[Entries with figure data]
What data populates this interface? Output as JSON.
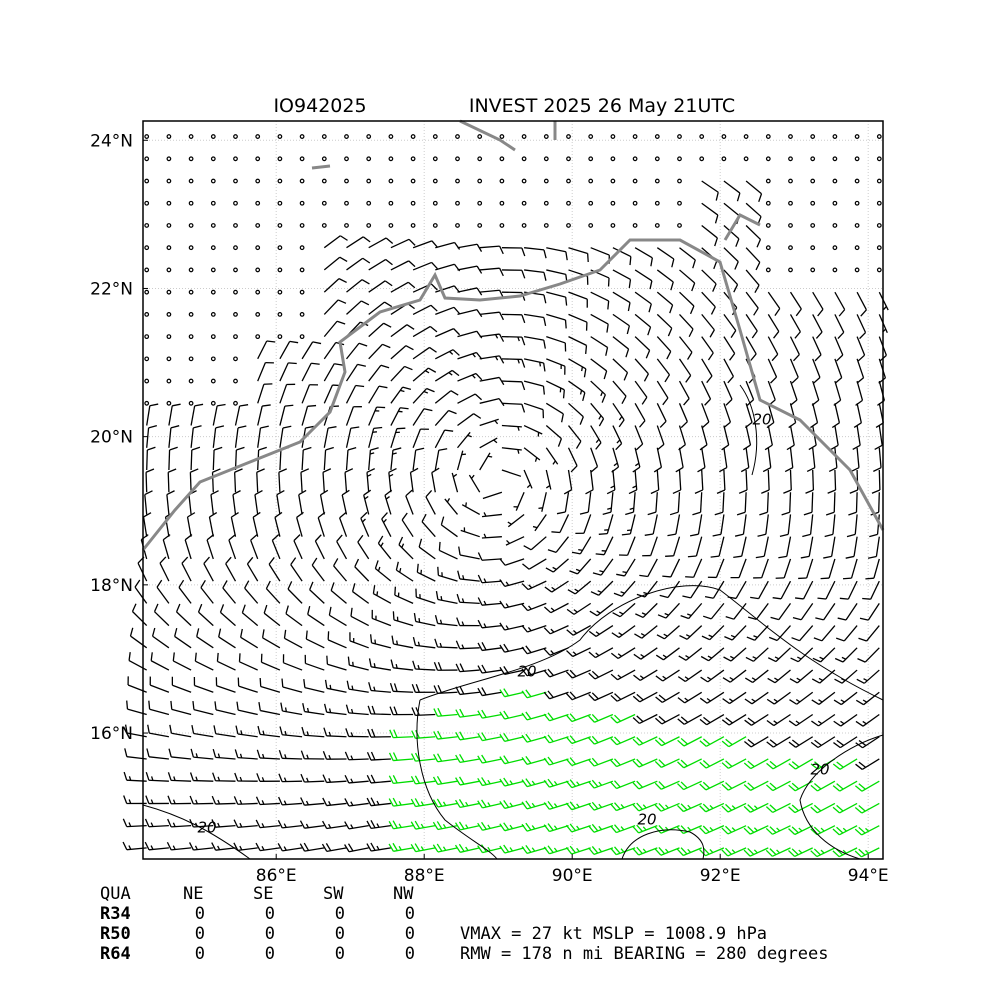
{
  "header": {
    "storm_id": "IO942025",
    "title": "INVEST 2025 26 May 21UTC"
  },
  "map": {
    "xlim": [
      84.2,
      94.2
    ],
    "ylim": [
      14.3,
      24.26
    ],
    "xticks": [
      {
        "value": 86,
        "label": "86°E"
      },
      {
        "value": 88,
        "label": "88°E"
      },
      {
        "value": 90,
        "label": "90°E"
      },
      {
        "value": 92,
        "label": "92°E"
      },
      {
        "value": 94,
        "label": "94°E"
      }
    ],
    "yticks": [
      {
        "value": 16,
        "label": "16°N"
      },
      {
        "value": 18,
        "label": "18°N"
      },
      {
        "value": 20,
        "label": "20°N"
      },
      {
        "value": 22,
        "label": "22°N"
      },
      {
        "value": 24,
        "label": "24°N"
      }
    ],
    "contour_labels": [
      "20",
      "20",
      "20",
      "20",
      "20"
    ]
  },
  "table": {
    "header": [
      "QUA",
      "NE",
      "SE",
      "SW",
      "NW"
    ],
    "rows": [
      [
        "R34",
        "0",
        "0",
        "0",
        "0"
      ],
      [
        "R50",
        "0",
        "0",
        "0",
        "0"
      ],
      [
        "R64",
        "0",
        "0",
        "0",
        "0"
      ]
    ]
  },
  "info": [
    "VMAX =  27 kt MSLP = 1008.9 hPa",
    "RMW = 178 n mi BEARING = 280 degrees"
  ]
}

» Exercise aim:
Of the lines in the data, how many contain the word "value"? Provide the number and nothing further.

» The response:
10